** start of SOURCE DATA **

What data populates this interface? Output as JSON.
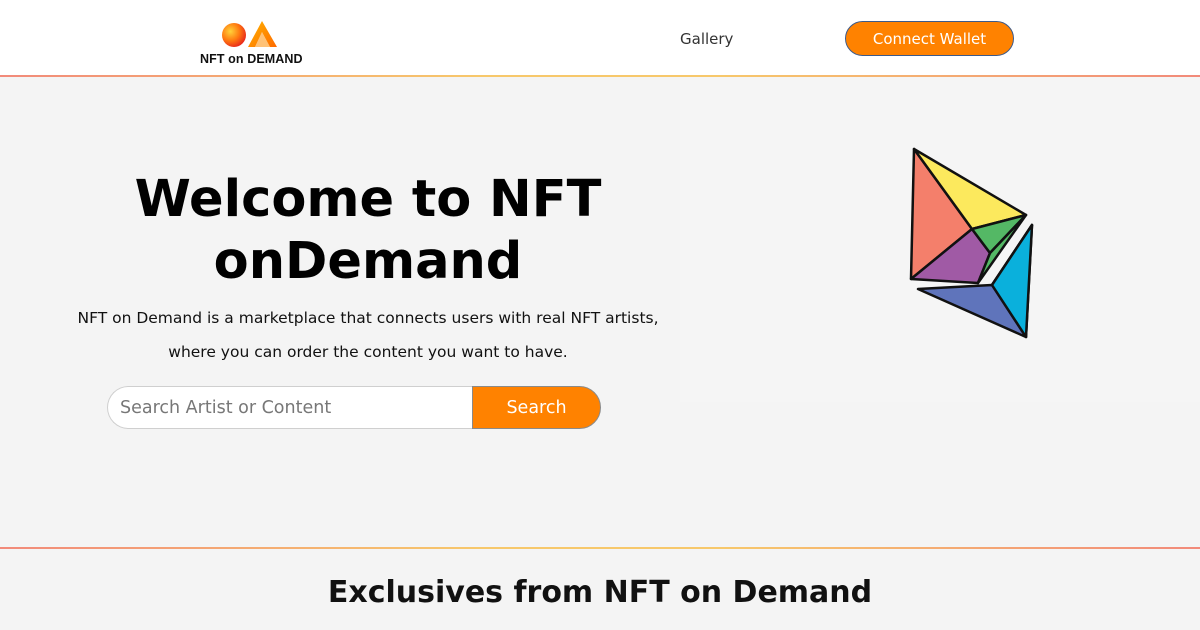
{
  "header": {
    "logo_text": "NFT on DEMAND",
    "nav": {
      "gallery_label": "Gallery"
    },
    "connect_wallet_label": "Connect Wallet"
  },
  "hero": {
    "title": "Welcome to NFT onDemand",
    "description": "NFT on Demand is a marketplace that connects users with real NFT artists, where you can order the content you want to have.",
    "search": {
      "placeholder": "Search Artist or Content",
      "value": "",
      "button_label": "Search"
    },
    "illustration_icon": "ethereum-logo-icon"
  },
  "exclusives": {
    "title": "Exclusives from NFT on Demand"
  },
  "colors": {
    "accent": "#ff8200",
    "background": "#f4f4f4",
    "header_background": "#ffffff"
  }
}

** end of SOURCE DATA **

INSTRUCTIONS FOR THE TASK:
Show all lines from the records above where the word "title" occurs.

FINAL ANSWER:
    "title": "Welcome to NFT onDemand",
    "title": "Exclusives from NFT on Demand"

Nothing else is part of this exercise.